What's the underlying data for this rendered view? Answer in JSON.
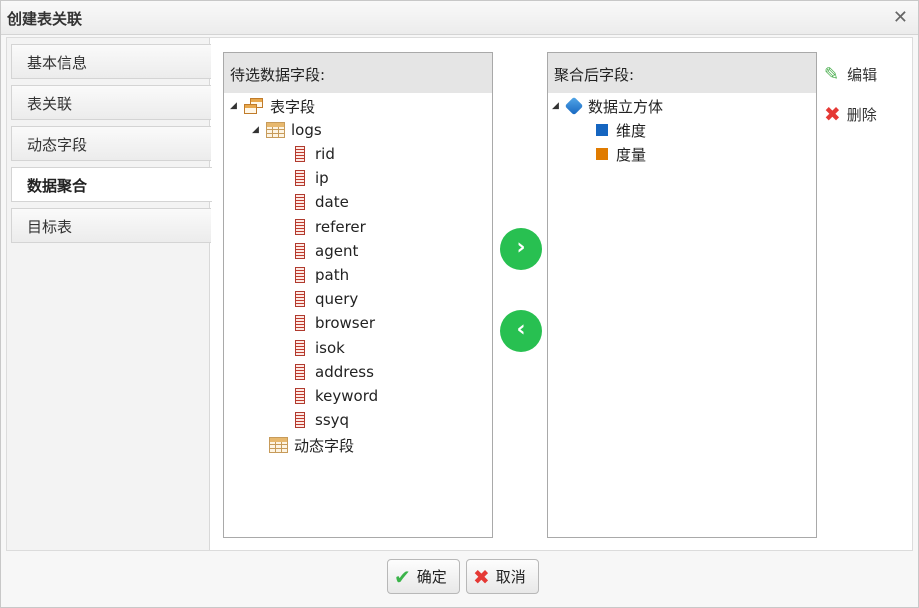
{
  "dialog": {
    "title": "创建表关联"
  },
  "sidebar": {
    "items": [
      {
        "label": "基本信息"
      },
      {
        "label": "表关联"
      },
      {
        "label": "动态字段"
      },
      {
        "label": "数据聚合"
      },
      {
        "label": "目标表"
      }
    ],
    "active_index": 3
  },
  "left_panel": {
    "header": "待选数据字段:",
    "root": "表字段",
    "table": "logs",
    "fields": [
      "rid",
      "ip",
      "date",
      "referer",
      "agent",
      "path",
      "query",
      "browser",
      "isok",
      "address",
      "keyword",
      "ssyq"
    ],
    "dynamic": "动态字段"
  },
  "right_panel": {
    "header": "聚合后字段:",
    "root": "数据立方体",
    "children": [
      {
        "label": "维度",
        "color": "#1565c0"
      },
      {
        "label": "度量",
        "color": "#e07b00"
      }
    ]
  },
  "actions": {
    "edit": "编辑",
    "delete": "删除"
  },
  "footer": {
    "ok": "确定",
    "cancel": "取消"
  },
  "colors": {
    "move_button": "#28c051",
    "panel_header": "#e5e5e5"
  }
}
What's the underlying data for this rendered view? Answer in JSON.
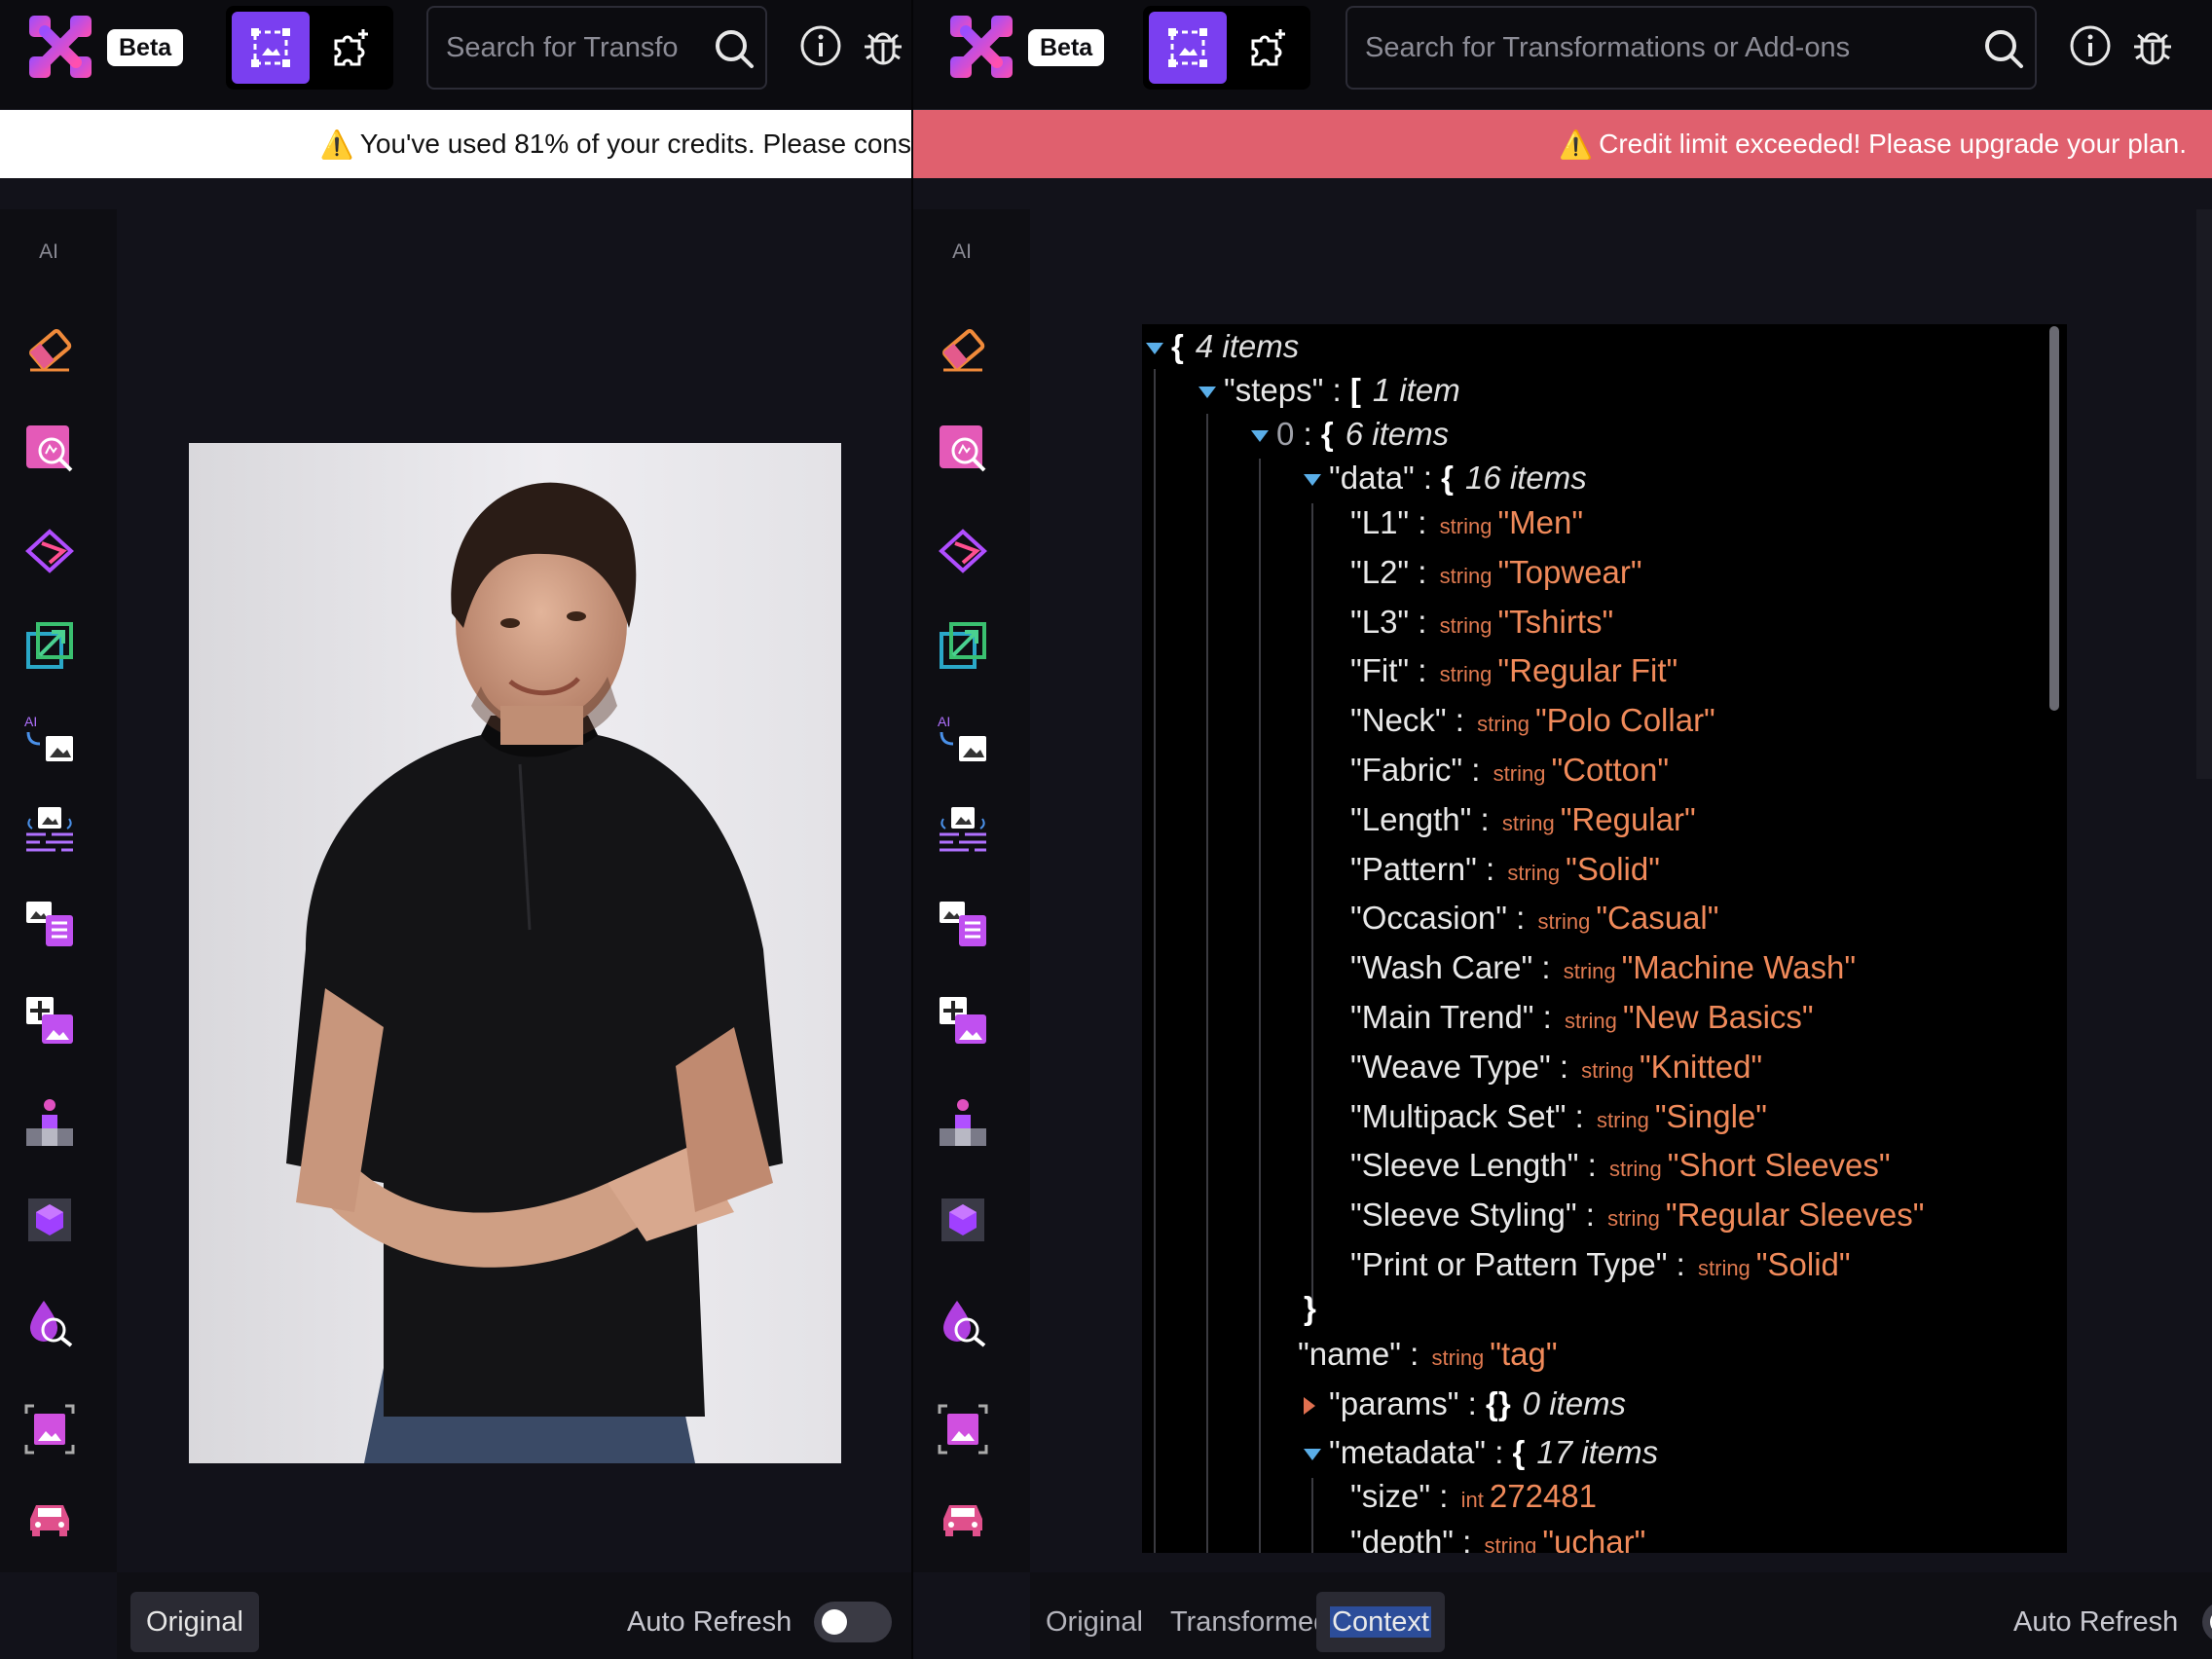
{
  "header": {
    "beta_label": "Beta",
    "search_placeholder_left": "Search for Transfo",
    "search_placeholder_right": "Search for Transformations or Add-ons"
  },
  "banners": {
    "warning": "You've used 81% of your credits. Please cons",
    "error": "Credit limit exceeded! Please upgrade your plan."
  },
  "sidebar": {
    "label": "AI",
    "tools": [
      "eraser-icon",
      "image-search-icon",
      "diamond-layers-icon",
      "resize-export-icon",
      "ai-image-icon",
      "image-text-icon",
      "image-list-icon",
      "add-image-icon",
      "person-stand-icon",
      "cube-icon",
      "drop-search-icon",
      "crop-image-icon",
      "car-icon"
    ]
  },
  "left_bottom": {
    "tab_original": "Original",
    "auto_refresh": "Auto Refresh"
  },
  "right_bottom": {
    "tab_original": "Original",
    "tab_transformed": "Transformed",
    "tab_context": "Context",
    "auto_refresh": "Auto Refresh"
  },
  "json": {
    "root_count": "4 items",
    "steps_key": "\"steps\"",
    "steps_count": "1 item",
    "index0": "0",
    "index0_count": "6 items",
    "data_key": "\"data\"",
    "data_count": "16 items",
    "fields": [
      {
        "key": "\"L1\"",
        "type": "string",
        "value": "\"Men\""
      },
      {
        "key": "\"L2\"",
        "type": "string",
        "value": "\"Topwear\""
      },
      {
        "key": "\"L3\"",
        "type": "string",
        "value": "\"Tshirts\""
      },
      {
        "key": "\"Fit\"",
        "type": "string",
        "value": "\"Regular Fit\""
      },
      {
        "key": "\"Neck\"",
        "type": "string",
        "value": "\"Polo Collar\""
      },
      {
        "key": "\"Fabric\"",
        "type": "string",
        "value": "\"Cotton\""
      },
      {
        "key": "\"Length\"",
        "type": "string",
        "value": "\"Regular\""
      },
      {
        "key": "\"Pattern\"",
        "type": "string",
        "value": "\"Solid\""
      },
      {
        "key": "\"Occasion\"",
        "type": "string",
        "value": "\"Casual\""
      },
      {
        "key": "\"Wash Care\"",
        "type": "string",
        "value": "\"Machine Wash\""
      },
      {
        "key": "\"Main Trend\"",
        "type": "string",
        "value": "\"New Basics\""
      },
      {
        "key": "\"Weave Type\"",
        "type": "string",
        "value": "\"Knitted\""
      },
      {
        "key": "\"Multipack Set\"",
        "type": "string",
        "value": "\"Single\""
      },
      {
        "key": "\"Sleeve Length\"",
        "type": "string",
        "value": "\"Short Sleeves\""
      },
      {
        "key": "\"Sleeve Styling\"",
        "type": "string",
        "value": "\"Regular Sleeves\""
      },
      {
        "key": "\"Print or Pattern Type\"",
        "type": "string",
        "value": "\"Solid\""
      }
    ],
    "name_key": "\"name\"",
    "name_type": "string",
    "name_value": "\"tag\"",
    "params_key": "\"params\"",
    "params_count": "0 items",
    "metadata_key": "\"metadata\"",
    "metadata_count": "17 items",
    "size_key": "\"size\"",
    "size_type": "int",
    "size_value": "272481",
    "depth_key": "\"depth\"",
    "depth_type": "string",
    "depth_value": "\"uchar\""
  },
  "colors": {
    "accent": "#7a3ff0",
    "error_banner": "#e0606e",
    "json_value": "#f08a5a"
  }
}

• _Exercise objective_
Omit the images and transcribe all of the records above word for word.

• _Response to this exercise_
What's the underlying data for this rendered view? Answer in JSON.
{
  "dialog": {
    "title": "创建表关联"
  },
  "sidebar": {
    "items": [
      {
        "label": "基本信息"
      },
      {
        "label": "表关联"
      },
      {
        "label": "动态字段"
      },
      {
        "label": "数据聚合"
      },
      {
        "label": "目标表"
      }
    ],
    "active_index": 3
  },
  "left_panel": {
    "header": "待选数据字段:",
    "root": "表字段",
    "table": "logs",
    "fields": [
      "rid",
      "ip",
      "date",
      "referer",
      "agent",
      "path",
      "query",
      "browser",
      "isok",
      "address",
      "keyword",
      "ssyq"
    ],
    "dynamic": "动态字段"
  },
  "right_panel": {
    "header": "聚合后字段:",
    "root": "数据立方体",
    "children": [
      {
        "label": "维度",
        "color": "#1565c0"
      },
      {
        "label": "度量",
        "color": "#e07b00"
      }
    ]
  },
  "actions": {
    "edit": "编辑",
    "delete": "删除"
  },
  "footer": {
    "ok": "确定",
    "cancel": "取消"
  },
  "colors": {
    "move_button": "#28c051",
    "panel_header": "#e5e5e5"
  }
}
What's the underlying data for this rendered view? Answer in JSON.
{
  "header": {
    "beta_label": "Beta",
    "search_placeholder_left": "Search for Transfo",
    "search_placeholder_right": "Search for Transformations or Add-ons"
  },
  "banners": {
    "warning": "You've used 81% of your credits. Please cons",
    "error": "Credit limit exceeded! Please upgrade your plan."
  },
  "sidebar": {
    "label": "AI",
    "tools": [
      "eraser-icon",
      "image-search-icon",
      "diamond-layers-icon",
      "resize-export-icon",
      "ai-image-icon",
      "image-text-icon",
      "image-list-icon",
      "add-image-icon",
      "person-stand-icon",
      "cube-icon",
      "drop-search-icon",
      "crop-image-icon",
      "car-icon"
    ]
  },
  "left_bottom": {
    "tab_original": "Original",
    "auto_refresh": "Auto Refresh"
  },
  "right_bottom": {
    "tab_original": "Original",
    "tab_transformed": "Transformed",
    "tab_context": "Context",
    "auto_refresh": "Auto Refresh"
  },
  "json": {
    "root_count": "4 items",
    "steps_key": "\"steps\"",
    "steps_count": "1 item",
    "index0": "0",
    "index0_count": "6 items",
    "data_key": "\"data\"",
    "data_count": "16 items",
    "fields": [
      {
        "key": "\"L1\"",
        "type": "string",
        "value": "\"Men\""
      },
      {
        "key": "\"L2\"",
        "type": "string",
        "value": "\"Topwear\""
      },
      {
        "key": "\"L3\"",
        "type": "string",
        "value": "\"Tshirts\""
      },
      {
        "key": "\"Fit\"",
        "type": "string",
        "value": "\"Regular Fit\""
      },
      {
        "key": "\"Neck\"",
        "type": "string",
        "value": "\"Polo Collar\""
      },
      {
        "key": "\"Fabric\"",
        "type": "string",
        "value": "\"Cotton\""
      },
      {
        "key": "\"Length\"",
        "type": "string",
        "value": "\"Regular\""
      },
      {
        "key": "\"Pattern\"",
        "type": "string",
        "value": "\"Solid\""
      },
      {
        "key": "\"Occasion\"",
        "type": "string",
        "value": "\"Casual\""
      },
      {
        "key": "\"Wash Care\"",
        "type": "string",
        "value": "\"Machine Wash\""
      },
      {
        "key": "\"Main Trend\"",
        "type": "string",
        "value": "\"New Basics\""
      },
      {
        "key": "\"Weave Type\"",
        "type": "string",
        "value": "\"Knitted\""
      },
      {
        "key": "\"Multipack Set\"",
        "type": "string",
        "value": "\"Single\""
      },
      {
        "key": "\"Sleeve Length\"",
        "type": "string",
        "value": "\"Short Sleeves\""
      },
      {
        "key": "\"Sleeve Styling\"",
        "type": "string",
        "value": "\"Regular Sleeves\""
      },
      {
        "key": "\"Print or Pattern Type\"",
        "type": "string",
        "value": "\"Solid\""
      }
    ],
    "name_key": "\"name\"",
    "name_type": "string",
    "name_value": "\"tag\"",
    "params_key": "\"params\"",
    "params_count": "0 items",
    "metadata_key": "\"metadata\"",
    "metadata_count": "17 items",
    "size_key": "\"size\"",
    "size_type": "int",
    "size_value": "272481",
    "depth_key": "\"depth\"",
    "depth_type": "string",
    "depth_value": "\"uchar\""
  },
  "colors": {
    "accent": "#7a3ff0",
    "error_banner": "#e0606e",
    "json_value": "#f08a5a"
  }
}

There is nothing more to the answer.